▸ Task instructions:
Locate the string "half" throughout the material and copy every line in which it occurs.

▸ Record extracts:
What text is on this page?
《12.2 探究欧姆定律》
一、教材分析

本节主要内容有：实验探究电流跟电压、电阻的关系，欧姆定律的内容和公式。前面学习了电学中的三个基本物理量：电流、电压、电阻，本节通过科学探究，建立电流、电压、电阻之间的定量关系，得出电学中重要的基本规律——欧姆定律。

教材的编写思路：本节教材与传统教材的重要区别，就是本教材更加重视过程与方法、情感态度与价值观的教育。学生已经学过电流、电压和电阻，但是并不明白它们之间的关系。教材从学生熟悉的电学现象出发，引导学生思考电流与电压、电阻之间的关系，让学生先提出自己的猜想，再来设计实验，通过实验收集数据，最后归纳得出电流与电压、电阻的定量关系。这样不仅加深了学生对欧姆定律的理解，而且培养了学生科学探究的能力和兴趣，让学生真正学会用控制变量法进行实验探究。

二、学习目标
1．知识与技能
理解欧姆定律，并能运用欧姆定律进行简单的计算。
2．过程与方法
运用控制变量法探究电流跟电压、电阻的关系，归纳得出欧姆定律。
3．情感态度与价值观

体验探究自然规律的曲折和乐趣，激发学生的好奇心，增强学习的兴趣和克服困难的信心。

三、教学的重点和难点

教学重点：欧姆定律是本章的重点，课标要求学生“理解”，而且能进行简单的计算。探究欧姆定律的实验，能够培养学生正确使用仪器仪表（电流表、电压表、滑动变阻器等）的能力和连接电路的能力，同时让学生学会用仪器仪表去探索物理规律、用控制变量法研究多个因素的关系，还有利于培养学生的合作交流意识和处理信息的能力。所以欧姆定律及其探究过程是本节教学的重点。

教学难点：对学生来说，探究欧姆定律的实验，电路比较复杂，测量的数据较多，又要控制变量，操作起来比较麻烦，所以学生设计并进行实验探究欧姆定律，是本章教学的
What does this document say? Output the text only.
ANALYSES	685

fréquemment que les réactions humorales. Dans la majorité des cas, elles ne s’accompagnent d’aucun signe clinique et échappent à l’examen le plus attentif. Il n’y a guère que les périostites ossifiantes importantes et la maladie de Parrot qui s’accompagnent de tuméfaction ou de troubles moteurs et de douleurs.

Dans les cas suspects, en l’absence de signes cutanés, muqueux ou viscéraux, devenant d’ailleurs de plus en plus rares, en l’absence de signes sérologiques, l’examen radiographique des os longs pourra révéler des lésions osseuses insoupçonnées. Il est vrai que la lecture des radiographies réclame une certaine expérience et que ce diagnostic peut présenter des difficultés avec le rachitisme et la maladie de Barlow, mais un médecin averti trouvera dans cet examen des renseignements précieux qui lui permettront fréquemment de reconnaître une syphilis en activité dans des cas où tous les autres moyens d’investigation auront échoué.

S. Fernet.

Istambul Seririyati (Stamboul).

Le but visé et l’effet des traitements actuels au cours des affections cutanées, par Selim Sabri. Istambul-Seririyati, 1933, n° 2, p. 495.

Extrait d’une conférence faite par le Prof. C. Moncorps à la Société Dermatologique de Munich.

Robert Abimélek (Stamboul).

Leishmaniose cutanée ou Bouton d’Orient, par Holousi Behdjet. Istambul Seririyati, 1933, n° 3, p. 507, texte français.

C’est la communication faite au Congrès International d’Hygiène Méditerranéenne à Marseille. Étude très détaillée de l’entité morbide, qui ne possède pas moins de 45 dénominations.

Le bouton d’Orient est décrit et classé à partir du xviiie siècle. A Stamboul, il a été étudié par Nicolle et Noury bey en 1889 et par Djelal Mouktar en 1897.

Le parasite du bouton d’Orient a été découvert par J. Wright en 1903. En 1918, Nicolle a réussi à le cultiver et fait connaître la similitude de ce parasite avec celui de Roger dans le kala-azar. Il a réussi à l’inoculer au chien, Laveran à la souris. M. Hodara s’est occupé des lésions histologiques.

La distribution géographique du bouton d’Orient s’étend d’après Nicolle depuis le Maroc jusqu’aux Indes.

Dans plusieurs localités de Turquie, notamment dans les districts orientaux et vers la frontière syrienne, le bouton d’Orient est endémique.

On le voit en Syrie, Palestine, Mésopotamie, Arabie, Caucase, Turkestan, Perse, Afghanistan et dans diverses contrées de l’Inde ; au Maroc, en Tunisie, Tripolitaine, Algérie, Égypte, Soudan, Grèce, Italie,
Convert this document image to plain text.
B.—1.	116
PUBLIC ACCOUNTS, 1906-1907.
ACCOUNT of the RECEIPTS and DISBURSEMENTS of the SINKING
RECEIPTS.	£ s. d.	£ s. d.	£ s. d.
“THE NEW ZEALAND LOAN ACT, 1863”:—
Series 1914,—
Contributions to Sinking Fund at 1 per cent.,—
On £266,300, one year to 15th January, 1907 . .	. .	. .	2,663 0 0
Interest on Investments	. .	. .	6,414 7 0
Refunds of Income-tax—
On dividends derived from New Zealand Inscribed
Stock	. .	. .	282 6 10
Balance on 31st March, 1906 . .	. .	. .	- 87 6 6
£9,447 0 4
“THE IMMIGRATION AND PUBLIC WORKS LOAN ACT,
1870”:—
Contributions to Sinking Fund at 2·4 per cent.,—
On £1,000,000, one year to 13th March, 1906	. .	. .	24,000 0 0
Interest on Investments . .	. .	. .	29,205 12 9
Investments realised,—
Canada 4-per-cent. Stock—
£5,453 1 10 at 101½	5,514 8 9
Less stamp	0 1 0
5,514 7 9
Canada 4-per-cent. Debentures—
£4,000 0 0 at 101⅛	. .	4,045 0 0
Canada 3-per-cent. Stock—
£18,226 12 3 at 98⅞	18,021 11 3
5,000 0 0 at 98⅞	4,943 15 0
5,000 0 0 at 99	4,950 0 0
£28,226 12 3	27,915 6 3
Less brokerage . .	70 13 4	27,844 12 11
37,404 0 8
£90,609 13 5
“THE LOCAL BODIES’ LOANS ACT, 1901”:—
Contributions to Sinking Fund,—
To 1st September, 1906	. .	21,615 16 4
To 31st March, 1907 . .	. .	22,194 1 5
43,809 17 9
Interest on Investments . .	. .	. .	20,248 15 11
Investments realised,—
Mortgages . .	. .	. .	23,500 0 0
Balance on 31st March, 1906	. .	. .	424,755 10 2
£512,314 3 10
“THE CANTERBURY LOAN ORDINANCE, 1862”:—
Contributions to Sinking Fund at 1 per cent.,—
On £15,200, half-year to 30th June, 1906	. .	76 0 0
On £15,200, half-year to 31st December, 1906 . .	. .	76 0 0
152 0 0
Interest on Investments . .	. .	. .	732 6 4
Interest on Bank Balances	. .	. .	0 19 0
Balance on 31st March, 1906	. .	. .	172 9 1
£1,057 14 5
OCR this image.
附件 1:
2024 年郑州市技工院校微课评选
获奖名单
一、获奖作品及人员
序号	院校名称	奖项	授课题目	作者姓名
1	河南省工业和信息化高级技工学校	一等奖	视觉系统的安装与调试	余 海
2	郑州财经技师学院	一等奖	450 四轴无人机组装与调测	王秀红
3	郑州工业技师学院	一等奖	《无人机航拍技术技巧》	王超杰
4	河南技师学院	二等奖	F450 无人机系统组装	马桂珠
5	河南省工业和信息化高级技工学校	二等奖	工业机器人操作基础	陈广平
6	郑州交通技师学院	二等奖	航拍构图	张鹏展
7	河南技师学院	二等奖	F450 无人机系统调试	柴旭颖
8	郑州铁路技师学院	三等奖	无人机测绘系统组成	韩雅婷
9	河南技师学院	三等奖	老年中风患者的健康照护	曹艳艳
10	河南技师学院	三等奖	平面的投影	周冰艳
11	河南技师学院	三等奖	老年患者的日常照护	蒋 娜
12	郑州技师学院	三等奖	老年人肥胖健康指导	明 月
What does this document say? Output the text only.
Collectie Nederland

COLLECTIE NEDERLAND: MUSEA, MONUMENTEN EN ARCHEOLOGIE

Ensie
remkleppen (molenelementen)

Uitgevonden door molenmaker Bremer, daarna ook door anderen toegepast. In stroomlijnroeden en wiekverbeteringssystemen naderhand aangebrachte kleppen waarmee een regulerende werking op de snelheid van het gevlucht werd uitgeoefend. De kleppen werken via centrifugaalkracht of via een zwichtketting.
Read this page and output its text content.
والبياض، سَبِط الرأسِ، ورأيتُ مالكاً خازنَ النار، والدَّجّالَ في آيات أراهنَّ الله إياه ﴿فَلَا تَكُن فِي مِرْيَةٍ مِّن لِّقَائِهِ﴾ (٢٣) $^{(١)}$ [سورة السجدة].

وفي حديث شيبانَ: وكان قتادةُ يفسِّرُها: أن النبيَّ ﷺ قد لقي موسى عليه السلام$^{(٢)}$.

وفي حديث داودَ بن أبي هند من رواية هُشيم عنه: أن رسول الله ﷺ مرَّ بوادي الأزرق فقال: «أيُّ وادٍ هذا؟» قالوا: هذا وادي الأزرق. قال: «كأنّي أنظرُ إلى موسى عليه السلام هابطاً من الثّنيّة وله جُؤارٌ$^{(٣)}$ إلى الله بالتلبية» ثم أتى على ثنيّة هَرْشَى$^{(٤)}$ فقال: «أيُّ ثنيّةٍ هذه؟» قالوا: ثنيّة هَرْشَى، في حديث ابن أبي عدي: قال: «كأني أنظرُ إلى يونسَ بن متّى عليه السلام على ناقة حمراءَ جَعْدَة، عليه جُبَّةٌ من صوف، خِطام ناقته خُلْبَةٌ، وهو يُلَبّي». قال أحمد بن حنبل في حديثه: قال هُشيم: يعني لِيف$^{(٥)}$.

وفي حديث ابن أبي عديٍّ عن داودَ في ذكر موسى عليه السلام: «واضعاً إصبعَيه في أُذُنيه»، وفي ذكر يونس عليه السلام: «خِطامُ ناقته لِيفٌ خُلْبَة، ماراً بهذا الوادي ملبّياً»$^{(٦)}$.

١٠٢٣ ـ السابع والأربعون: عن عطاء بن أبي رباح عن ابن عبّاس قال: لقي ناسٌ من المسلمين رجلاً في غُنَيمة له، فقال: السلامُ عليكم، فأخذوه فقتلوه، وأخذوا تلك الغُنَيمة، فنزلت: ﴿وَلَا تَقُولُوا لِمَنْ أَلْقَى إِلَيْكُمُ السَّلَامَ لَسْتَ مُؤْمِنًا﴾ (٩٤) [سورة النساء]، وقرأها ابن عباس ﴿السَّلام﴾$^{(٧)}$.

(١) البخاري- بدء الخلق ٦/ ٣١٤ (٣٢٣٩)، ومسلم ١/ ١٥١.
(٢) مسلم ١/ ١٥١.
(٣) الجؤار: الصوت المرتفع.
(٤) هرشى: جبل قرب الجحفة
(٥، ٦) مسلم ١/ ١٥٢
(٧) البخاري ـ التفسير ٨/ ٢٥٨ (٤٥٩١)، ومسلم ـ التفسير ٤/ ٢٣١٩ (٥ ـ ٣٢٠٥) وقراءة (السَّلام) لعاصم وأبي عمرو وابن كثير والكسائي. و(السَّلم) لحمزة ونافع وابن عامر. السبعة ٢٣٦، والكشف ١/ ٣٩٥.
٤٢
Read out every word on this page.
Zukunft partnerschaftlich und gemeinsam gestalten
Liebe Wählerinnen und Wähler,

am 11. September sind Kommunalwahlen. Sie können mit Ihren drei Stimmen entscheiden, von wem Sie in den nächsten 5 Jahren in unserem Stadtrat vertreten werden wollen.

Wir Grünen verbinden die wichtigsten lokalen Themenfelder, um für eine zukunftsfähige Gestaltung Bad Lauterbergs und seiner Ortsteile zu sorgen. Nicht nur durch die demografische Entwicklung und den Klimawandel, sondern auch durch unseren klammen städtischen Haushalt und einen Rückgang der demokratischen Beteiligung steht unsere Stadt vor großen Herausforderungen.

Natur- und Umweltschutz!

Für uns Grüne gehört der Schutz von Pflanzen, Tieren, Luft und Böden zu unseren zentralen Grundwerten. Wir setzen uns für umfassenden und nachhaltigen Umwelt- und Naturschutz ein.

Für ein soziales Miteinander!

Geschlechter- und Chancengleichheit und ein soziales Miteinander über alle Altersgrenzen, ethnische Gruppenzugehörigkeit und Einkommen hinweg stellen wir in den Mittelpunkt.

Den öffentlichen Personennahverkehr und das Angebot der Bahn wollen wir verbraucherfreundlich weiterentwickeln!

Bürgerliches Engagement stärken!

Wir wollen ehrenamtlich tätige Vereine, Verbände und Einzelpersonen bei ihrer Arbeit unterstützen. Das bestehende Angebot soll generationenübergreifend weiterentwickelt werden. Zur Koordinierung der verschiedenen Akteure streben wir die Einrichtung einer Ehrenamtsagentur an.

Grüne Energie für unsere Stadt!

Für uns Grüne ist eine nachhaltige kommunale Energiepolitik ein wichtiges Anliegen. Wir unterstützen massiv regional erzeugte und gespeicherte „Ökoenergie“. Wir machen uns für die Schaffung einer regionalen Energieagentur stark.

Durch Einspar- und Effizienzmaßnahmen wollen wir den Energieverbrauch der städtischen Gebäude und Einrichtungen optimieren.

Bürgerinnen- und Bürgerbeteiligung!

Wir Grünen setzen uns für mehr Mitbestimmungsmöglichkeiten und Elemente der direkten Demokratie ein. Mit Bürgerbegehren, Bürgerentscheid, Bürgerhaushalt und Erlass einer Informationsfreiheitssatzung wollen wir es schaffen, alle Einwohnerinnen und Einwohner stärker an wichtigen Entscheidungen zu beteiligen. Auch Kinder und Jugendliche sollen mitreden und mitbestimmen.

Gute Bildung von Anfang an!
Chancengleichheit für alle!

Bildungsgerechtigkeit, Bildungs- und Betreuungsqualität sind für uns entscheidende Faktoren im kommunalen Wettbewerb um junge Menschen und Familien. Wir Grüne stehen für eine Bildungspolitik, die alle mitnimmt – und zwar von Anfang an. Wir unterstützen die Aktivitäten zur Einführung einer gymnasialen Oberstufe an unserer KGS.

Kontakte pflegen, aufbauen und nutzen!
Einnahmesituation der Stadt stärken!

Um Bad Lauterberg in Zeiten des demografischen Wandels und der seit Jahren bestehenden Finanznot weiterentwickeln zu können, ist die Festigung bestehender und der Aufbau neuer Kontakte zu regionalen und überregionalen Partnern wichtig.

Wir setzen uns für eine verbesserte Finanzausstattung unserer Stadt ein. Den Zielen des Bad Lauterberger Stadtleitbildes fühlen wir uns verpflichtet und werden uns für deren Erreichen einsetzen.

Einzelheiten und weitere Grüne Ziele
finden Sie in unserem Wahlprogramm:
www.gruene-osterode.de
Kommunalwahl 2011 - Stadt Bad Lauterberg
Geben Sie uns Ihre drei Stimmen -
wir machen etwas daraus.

▸ Written solution:
On £15,200, half-year to 30th June, 1906	. .	76 0 0
On £15,200, half-year to 31st December, 1906 . .	. .	76 0 0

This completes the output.